* **Written instruction**
Repeat each entry exactly and drop the pictures.

:: Data provided

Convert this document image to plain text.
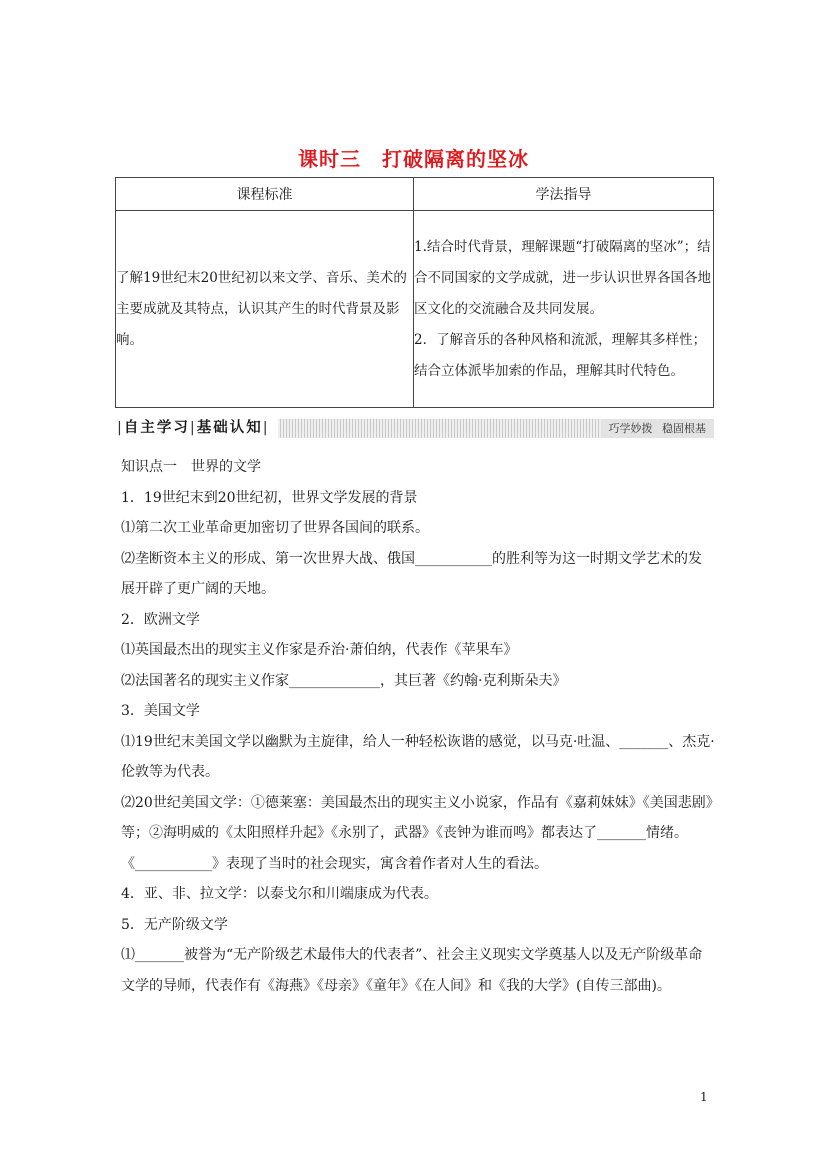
课时三　打破隔离的坚冰
课程标准	学法指导
了解19世纪末20世纪初以来文学、音乐、美术的主要成就及其特点，认识其产生的时代背景及影响。	1.结合时代背景，理解课题“打破隔离的坚冰”；结合不同国家的文学成就，进一步认识世界各国各地区文化的交流融合及共同发展。
2．了解音乐的各种风格和流派，理解其多样性；结合立体派毕加索的作品，理解其时代特色。
|自主学习|基础认知|	巧学妙拨 稳固根基

知识点一　世界的文学

1．19世纪末到20世纪初，世界文学发展的背景

⑴第二次工业革命更加密切了世界各国间的联系。

⑵垄断资本主义的形成、第一次世界大战、俄国___________的胜利等为这一时期文学艺术的发展开辟了更广阔的天地。

2．欧洲文学

⑴英国最杰出的现实主义作家是乔治·萧伯纳，代表作《苹果车》

⑵法国著名的现实主义作家_____________，其巨著《约翰·克利斯朵夫》

3．美国文学

⑴19世纪末美国文学以幽默为主旋律，给人一种轻松诙谐的感觉，以马克·吐温、_______、杰克·伦敦等为代表。

⑵20世纪美国文学：①德莱塞：美国最杰出的现实主义小说家，作品有《嘉莉妹妹》《美国悲剧》等；②海明威的《太阳照样升起》《永别了，武器》《丧钟为谁而鸣》都表达了_______情绪。《___________》表现了当时的社会现实，寓含着作者对人生的看法。

4．亚、非、拉文学：以泰戈尔和川端康成为代表。

5．无产阶级文学

⑴_______被誉为“无产阶级艺术最伟大的代表者”、社会主义现实文学奠基人以及无产阶级革命文学的导师，代表作有《海燕》《母亲》《童年》《在人间》和《我的大学》(自传三部曲)。

1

::::

* **Solution**
Convert this document image to plain text.
课时三　打破隔离的坚冰
课程标准	学法指导
了解19世纪末20世纪初以来文学、音乐、美术的主要成就及其特点，认识其产生的时代背景及影响。	1.结合时代背景，理解课题“打破隔离的坚冰”；结合不同国家的文学成就，进一步认识世界各国各地区文化的交流融合及共同发展。
2．了解音乐的各种风格和流派，理解其多样性；结合立体派毕加索的作品，理解其时代特色。
|自主学习|基础认知|	巧学妙拨 稳固根基

知识点一　世界的文学

1．19世纪末到20世纪初，世界文学发展的背景

⑴第二次工业革命更加密切了世界各国间的联系。

⑵垄断资本主义的形成、第一次世界大战、俄国___________的胜利等为这一时期文学艺术的发展开辟了更广阔的天地。

2．欧洲文学

⑴英国最杰出的现实主义作家是乔治·萧伯纳，代表作《苹果车》

⑵法国著名的现实主义作家_____________，其巨著《约翰·克利斯朵夫》

3．美国文学

⑴19世纪末美国文学以幽默为主旋律，给人一种轻松诙谐的感觉，以马克·吐温、_______、杰克·伦敦等为代表。

⑵20世纪美国文学：①德莱塞：美国最杰出的现实主义小说家，作品有《嘉莉妹妹》《美国悲剧》等；②海明威的《太阳照样升起》《永别了，武器》《丧钟为谁而鸣》都表达了_______情绪。《___________》表现了当时的社会现实，寓含着作者对人生的看法。

4．亚、非、拉文学：以泰戈尔和川端康成为代表。

5．无产阶级文学

⑴_______被誉为“无产阶级艺术最伟大的代表者”、社会主义现实文学奠基人以及无产阶级革命文学的导师，代表作有《海燕》《母亲》《童年》《在人间》和《我的大学》(自传三部曲)。

1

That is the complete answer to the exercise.